>>>
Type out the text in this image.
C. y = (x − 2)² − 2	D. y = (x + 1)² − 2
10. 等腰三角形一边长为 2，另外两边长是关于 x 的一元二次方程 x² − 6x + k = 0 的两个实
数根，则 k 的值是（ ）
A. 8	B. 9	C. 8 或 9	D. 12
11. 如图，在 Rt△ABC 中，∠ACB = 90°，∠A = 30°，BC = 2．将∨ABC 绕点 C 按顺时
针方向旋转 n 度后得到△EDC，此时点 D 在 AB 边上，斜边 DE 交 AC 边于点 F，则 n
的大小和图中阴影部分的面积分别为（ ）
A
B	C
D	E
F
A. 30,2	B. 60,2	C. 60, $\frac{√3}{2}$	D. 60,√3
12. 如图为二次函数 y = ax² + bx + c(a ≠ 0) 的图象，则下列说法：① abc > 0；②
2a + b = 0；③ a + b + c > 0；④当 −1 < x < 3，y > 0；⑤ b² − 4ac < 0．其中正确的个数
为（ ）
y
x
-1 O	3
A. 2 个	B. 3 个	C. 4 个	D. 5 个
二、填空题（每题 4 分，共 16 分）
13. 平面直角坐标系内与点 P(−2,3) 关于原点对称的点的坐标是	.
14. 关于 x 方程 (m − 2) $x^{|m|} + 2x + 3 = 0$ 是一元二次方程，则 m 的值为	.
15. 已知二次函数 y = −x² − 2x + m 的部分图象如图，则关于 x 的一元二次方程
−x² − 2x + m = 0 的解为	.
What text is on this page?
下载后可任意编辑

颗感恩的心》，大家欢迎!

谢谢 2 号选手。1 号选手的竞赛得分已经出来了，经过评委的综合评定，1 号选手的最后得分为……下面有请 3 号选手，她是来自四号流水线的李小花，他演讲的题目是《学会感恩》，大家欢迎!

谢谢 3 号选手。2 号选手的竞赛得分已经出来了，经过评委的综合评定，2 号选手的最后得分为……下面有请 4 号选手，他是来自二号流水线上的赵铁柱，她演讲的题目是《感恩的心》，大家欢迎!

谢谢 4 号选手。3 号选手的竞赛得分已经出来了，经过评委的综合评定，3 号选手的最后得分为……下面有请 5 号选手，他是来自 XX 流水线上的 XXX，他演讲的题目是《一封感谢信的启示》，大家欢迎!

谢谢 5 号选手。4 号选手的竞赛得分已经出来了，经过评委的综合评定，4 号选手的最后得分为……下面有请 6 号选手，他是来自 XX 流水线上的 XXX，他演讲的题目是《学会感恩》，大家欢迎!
<<<
## YOUR GOAL
Extract every line of the records above that contains the word "经过评委的综合评定".

## FINAL ANSWER
谢谢 2 号选手。1 号选手的竞赛得分已经出来了，经过评委的综合评定，1 号选手的最后得分为……下面有请 3 号选手，她是来自四号流水线的李小花，他演讲的题目是《学会感恩》，大家欢迎!
谢谢 3 号选手。2 号选手的竞赛得分已经出来了，经过评委的综合评定，2 号选手的最后得分为……下面有请 4 号选手，他是来自二号流水线上的赵铁柱，她演讲的题目是《感恩的心》，大家欢迎!
谢谢 4 号选手。3 号选手的竞赛得分已经出来了，经过评委的综合评定，3 号选手的最后得分为……下面有请 5 号选手，他是来自 XX 流水线上的 XXX，他演讲的题目是《一封感谢信的启示》，大家欢迎!
谢谢 5 号选手。4 号选手的竞赛得分已经出来了，经过评委的综合评定，4 号选手的最后得分为……下面有请 6 号选手，他是来自 XX 流水线上的 XXX，他演讲的题目是《学会感恩》，大家欢迎!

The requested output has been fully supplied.